» THE INPUT
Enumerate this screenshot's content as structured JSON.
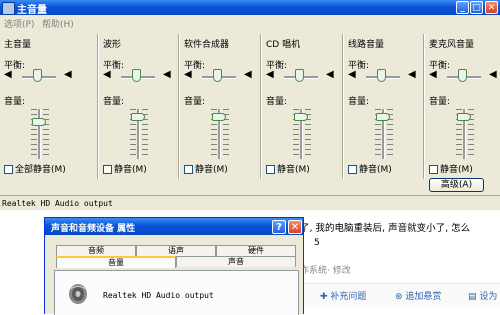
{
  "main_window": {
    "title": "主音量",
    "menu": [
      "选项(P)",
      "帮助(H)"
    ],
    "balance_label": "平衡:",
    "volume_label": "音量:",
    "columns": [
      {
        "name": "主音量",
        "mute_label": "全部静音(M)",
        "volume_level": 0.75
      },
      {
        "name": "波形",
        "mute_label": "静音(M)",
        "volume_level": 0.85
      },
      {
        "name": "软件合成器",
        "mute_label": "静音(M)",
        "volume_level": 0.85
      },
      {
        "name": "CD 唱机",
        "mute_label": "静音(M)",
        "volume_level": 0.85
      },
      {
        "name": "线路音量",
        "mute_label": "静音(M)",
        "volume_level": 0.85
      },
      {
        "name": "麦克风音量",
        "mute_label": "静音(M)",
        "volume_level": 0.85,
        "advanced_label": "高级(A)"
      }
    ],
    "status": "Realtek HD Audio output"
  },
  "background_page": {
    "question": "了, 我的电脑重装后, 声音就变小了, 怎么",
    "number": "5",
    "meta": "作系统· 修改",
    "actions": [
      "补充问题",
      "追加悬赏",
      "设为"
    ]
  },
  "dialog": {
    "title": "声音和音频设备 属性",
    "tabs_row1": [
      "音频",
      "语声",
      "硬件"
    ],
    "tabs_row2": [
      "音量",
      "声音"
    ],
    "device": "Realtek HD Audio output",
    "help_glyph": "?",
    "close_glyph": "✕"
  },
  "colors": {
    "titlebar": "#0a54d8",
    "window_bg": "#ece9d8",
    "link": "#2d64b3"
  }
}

» REQUIRED WORK
Each entry should be repeated exactly as it appears; the pictures stay out.

» ANSWER FOR THE TASK
Enumerate this screenshot's content as structured JSON.
{
  "main_window": {
    "title": "主音量",
    "menu": [
      "选项(P)",
      "帮助(H)"
    ],
    "balance_label": "平衡:",
    "volume_label": "音量:",
    "columns": [
      {
        "name": "主音量",
        "mute_label": "全部静音(M)",
        "volume_level": 0.75
      },
      {
        "name": "波形",
        "mute_label": "静音(M)",
        "volume_level": 0.85
      },
      {
        "name": "软件合成器",
        "mute_label": "静音(M)",
        "volume_level": 0.85
      },
      {
        "name": "CD 唱机",
        "mute_label": "静音(M)",
        "volume_level": 0.85
      },
      {
        "name": "线路音量",
        "mute_label": "静音(M)",
        "volume_level": 0.85
      },
      {
        "name": "麦克风音量",
        "mute_label": "静音(M)",
        "volume_level": 0.85,
        "advanced_label": "高级(A)"
      }
    ],
    "status": "Realtek HD Audio output"
  },
  "background_page": {
    "question": "了, 我的电脑重装后, 声音就变小了, 怎么",
    "number": "5",
    "meta": "作系统· 修改",
    "actions": [
      "补充问题",
      "追加悬赏",
      "设为"
    ]
  },
  "dialog": {
    "title": "声音和音频设备 属性",
    "tabs_row1": [
      "音频",
      "语声",
      "硬件"
    ],
    "tabs_row2": [
      "音量",
      "声音"
    ],
    "device": "Realtek HD Audio output",
    "help_glyph": "?",
    "close_glyph": "✕"
  },
  "colors": {
    "titlebar": "#0a54d8",
    "window_bg": "#ece9d8",
    "link": "#2d64b3"
  }
}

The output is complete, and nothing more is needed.